**Extracts from a graphics dataset:**

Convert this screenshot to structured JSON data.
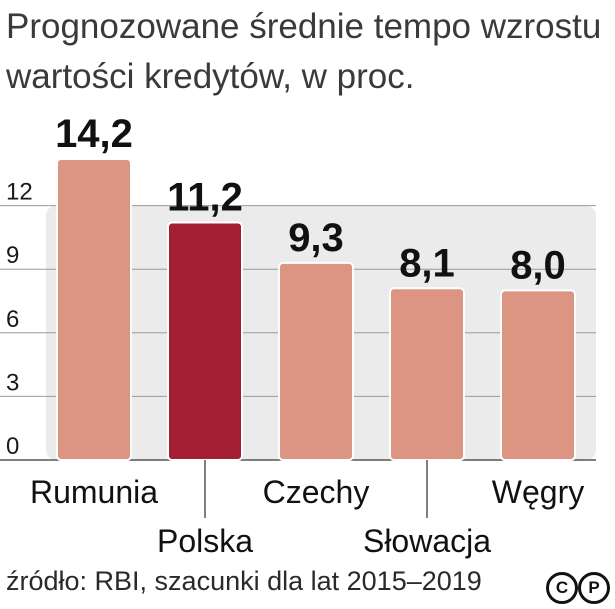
{
  "title_lines": [
    "Prognozowane średnie tempo wzrostu",
    "wartości kredytów, w proc."
  ],
  "source": "źródło: RBI, szacunki dla lat 2015–2019",
  "license_icons": [
    "copyright-icon",
    "p-icon"
  ],
  "license_glyphs": {
    "copyright": "C",
    "p": "P"
  },
  "colors": {
    "bar": "#dc9583",
    "bar_highlight": "#a31d33",
    "plot_bg": "#ebebeb",
    "grid": "#9a9a9a",
    "text": "#1a1a1a"
  },
  "chart_data": {
    "type": "bar",
    "title": "Prognozowane średnie tempo wzrostu wartości kredytów, w proc.",
    "categories": [
      "Rumunia",
      "Polska",
      "Czechy",
      "Słowacja",
      "Węgry"
    ],
    "values": [
      14.2,
      11.2,
      9.3,
      8.1,
      8.0
    ],
    "value_labels": [
      "14,2",
      "11,2",
      "9,3",
      "8,1",
      "8,0"
    ],
    "highlighted": "Polska",
    "yticks": [
      0,
      3,
      6,
      9,
      12
    ],
    "ylim": [
      0,
      12
    ],
    "grid": true,
    "xlabel": "",
    "ylabel": ""
  }
}
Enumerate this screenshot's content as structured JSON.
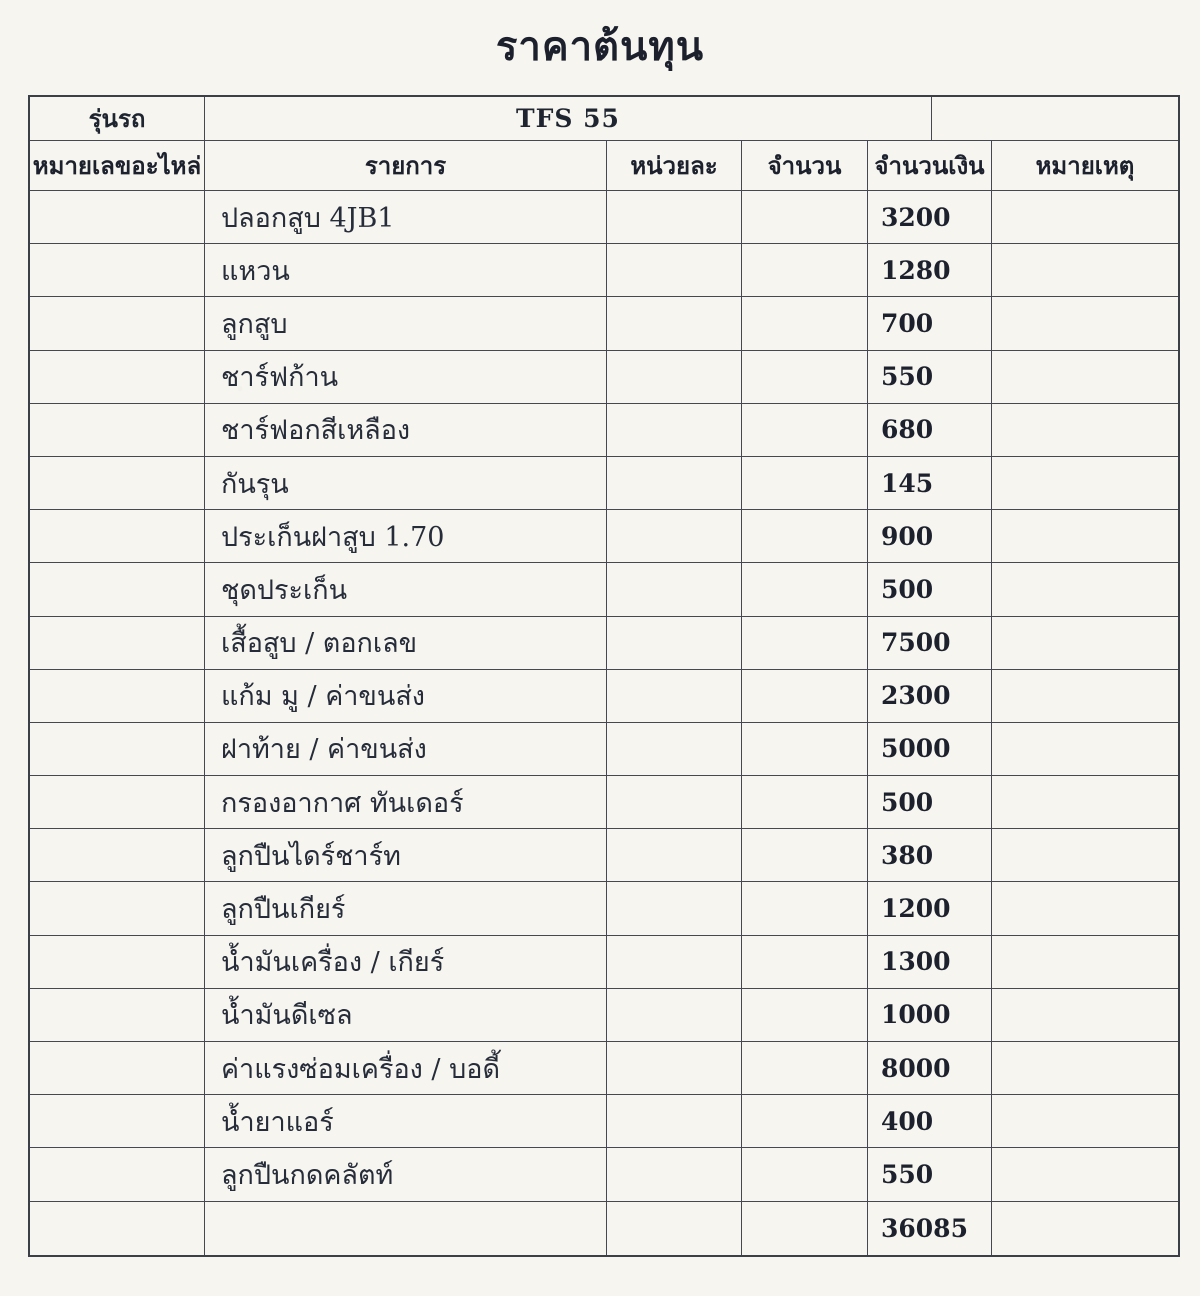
{
  "page": {
    "title": "ราคาต้นทุน"
  },
  "colors": {
    "paper": "#f6f5f0",
    "ink": "#1e2430",
    "grid_line": "#434853"
  },
  "table": {
    "model_row": {
      "label": "รุ่นรถ",
      "value": "TFS 55"
    },
    "headers": {
      "part_no": "หมายเลขอะไหล่",
      "item": "รายการ",
      "unit_price": "หน่วยละ",
      "quantity": "จำนวน",
      "amount": "จำนวนเงิน",
      "remarks": "หมายเหตุ"
    },
    "rows": [
      {
        "item": "ปลอกสูบ 4JB1",
        "amount": "3200"
      },
      {
        "item": "แหวน",
        "amount": "1280"
      },
      {
        "item": "ลูกสูบ",
        "amount": "700"
      },
      {
        "item": "ชาร์ฟก้าน",
        "amount": "550"
      },
      {
        "item": "ชาร์ฟอกสีเหลือง",
        "amount": "680"
      },
      {
        "item": "กันรุน",
        "amount": "145"
      },
      {
        "item": "ประเก็นฝาสูบ 1.70",
        "amount": "900"
      },
      {
        "item": "ชุดประเก็น",
        "amount": "500"
      },
      {
        "item": "เสื้อสูบ / ตอกเลข",
        "amount": "7500"
      },
      {
        "item": "แก้ม มู / ค่าขนส่ง",
        "amount": "2300"
      },
      {
        "item": "ฝาท้าย / ค่าขนส่ง",
        "amount": "5000"
      },
      {
        "item": "กรองอากาศ ทันเดอร์",
        "amount": "500"
      },
      {
        "item": "ลูกปืนไดร์ชาร์ท",
        "amount": "380"
      },
      {
        "item": "ลูกปืนเกียร์",
        "amount": "1200"
      },
      {
        "item": "น้ำมันเครื่อง / เกียร์",
        "amount": "1300"
      },
      {
        "item": "น้ำมันดีเซล",
        "amount": "1000"
      },
      {
        "item": "ค่าแรงซ่อมเครื่อง / บอดี้",
        "amount": "8000"
      },
      {
        "item": "น้ำยาแอร์",
        "amount": "400"
      },
      {
        "item": "ลูกปืนกดคลัตท์",
        "amount": "550"
      },
      {
        "item": "",
        "amount": "36085"
      }
    ],
    "total_amount": "36085"
  }
}
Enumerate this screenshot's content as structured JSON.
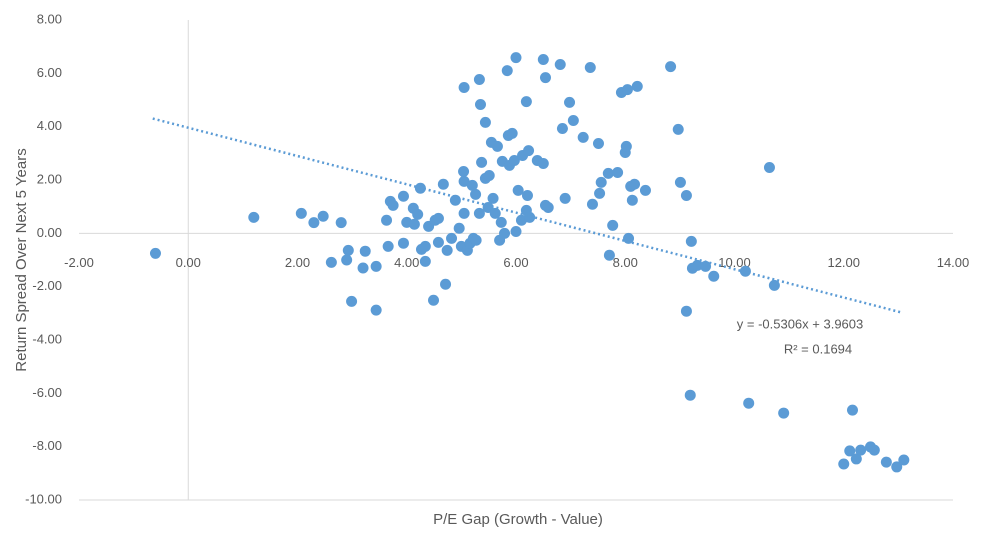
{
  "chart_data": {
    "type": "scatter",
    "x_label": "P/E Gap (Growth - Value)",
    "y_label": "Return Spread Over Next 5 Years",
    "color": "#5b9bd5",
    "grid": false,
    "xlim": [
      -2,
      14
    ],
    "ylim": [
      -10,
      8
    ],
    "xticks": [
      {
        "value": -2,
        "label": "-2.00"
      },
      {
        "value": 0,
        "label": "0.00"
      },
      {
        "value": 2,
        "label": "2.00"
      },
      {
        "value": 4,
        "label": "4.00"
      },
      {
        "value": 6,
        "label": "6.00"
      },
      {
        "value": 8,
        "label": "8.00"
      },
      {
        "value": 10,
        "label": "10.00"
      },
      {
        "value": 12,
        "label": "12.00"
      },
      {
        "value": 14,
        "label": "14.00"
      }
    ],
    "yticks": [
      {
        "value": -10,
        "label": "-10.00"
      },
      {
        "value": -8,
        "label": "-8.00"
      },
      {
        "value": -6,
        "label": "-6.00"
      },
      {
        "value": -4,
        "label": "-4.00"
      },
      {
        "value": -2,
        "label": "-2.00"
      },
      {
        "value": 0,
        "label": "0.00"
      },
      {
        "value": 2,
        "label": "2.00"
      },
      {
        "value": 4,
        "label": "4.00"
      },
      {
        "value": 6,
        "label": "6.00"
      },
      {
        "value": 8,
        "label": "8.00"
      }
    ],
    "trendline": {
      "slope": -0.5306,
      "intercept": 3.9603,
      "xlim": [
        -0.65,
        13.05
      ],
      "equation": "y = -0.5306x + 3.9603",
      "r_squared": "R² = 0.1694"
    },
    "x": [
      -0.6,
      1.2,
      2.07,
      2.3,
      2.47,
      2.8,
      2.62,
      2.93,
      2.9,
      2.99,
      3.24,
      3.2,
      3.44,
      3.44,
      3.63,
      3.66,
      3.7,
      3.75,
      3.94,
      3.94,
      4.0,
      4.12,
      4.2,
      4.14,
      4.25,
      4.27,
      4.34,
      4.34,
      4.4,
      4.49,
      4.52,
      4.58,
      4.58,
      4.67,
      4.71,
      4.74,
      4.82,
      4.89,
      4.96,
      5.0,
      5.05,
      5.04,
      5.05,
      5.05,
      5.11,
      5.16,
      5.2,
      5.22,
      5.26,
      5.27,
      5.33,
      5.35,
      5.33,
      5.37,
      5.44,
      5.44,
      5.49,
      5.51,
      5.55,
      5.58,
      5.62,
      5.66,
      5.7,
      5.73,
      5.75,
      5.79,
      5.84,
      5.86,
      5.88,
      5.93,
      5.97,
      6.0,
      6.0,
      6.04,
      6.1,
      6.12,
      6.19,
      6.19,
      6.23,
      6.21,
      6.25,
      6.39,
      6.5,
      6.54,
      6.54,
      6.59,
      6.5,
      6.81,
      6.85,
      6.9,
      6.98,
      7.05,
      7.23,
      7.36,
      7.4,
      7.51,
      7.53,
      7.56,
      7.69,
      7.71,
      7.77,
      7.86,
      7.93,
      8.04,
      8.0,
      8.02,
      8.06,
      8.1,
      8.13,
      8.17,
      8.22,
      8.37,
      8.83,
      8.97,
      9.01,
      9.12,
      9.12,
      9.19,
      9.21,
      9.23,
      9.32,
      9.47,
      9.62,
      10.2,
      10.26,
      10.64,
      10.73,
      10.9,
      12.0,
      12.11,
      12.16,
      12.23,
      12.31,
      12.49,
      12.56,
      12.78,
      12.97,
      13.1
    ],
    "values": [
      -0.75,
      0.6,
      0.75,
      0.4,
      0.64,
      0.4,
      -1.09,
      -0.64,
      -1.0,
      -2.55,
      -0.67,
      -1.3,
      -1.24,
      -2.88,
      0.49,
      -0.49,
      1.2,
      1.05,
      1.39,
      -0.37,
      0.41,
      0.94,
      0.71,
      0.34,
      1.69,
      -0.6,
      -1.05,
      -0.49,
      0.26,
      -2.51,
      0.49,
      0.56,
      -0.34,
      1.84,
      -1.91,
      -0.64,
      -0.19,
      1.24,
      0.19,
      -0.49,
      1.95,
      2.32,
      5.47,
      0.75,
      -0.64,
      -0.37,
      1.8,
      -0.19,
      1.46,
      -0.26,
      5.77,
      4.83,
      0.75,
      2.66,
      4.16,
      2.06,
      0.97,
      2.17,
      3.41,
      1.31,
      0.75,
      3.26,
      -0.26,
      0.41,
      2.7,
      0.0,
      6.1,
      3.67,
      2.55,
      3.75,
      2.73,
      6.59,
      0.07,
      1.61,
      0.49,
      2.92,
      4.94,
      0.86,
      3.1,
      1.42,
      0.6,
      2.73,
      6.52,
      5.84,
      1.05,
      0.97,
      2.62,
      6.33,
      3.93,
      1.31,
      4.91,
      4.23,
      3.6,
      6.22,
      1.09,
      3.37,
      1.5,
      1.91,
      2.25,
      -0.82,
      0.3,
      2.28,
      5.28,
      5.39,
      3.03,
      3.26,
      -0.19,
      1.76,
      1.24,
      1.84,
      5.51,
      1.61,
      6.25,
      3.9,
      1.91,
      1.42,
      -2.92,
      -6.07,
      -0.3,
      -1.31,
      -1.2,
      -1.24,
      -1.61,
      -1.42,
      -6.37,
      2.47,
      -1.95,
      -6.74,
      -8.65,
      -8.16,
      -6.63,
      -8.46,
      -8.13,
      -8.01,
      -8.13,
      -8.58,
      -8.76,
      -8.5
    ]
  }
}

**DIRECTION:** Provide only the number of lines in the records containing the string "tempo".

**SOLUTION FOR THIS EXERCISE:** 2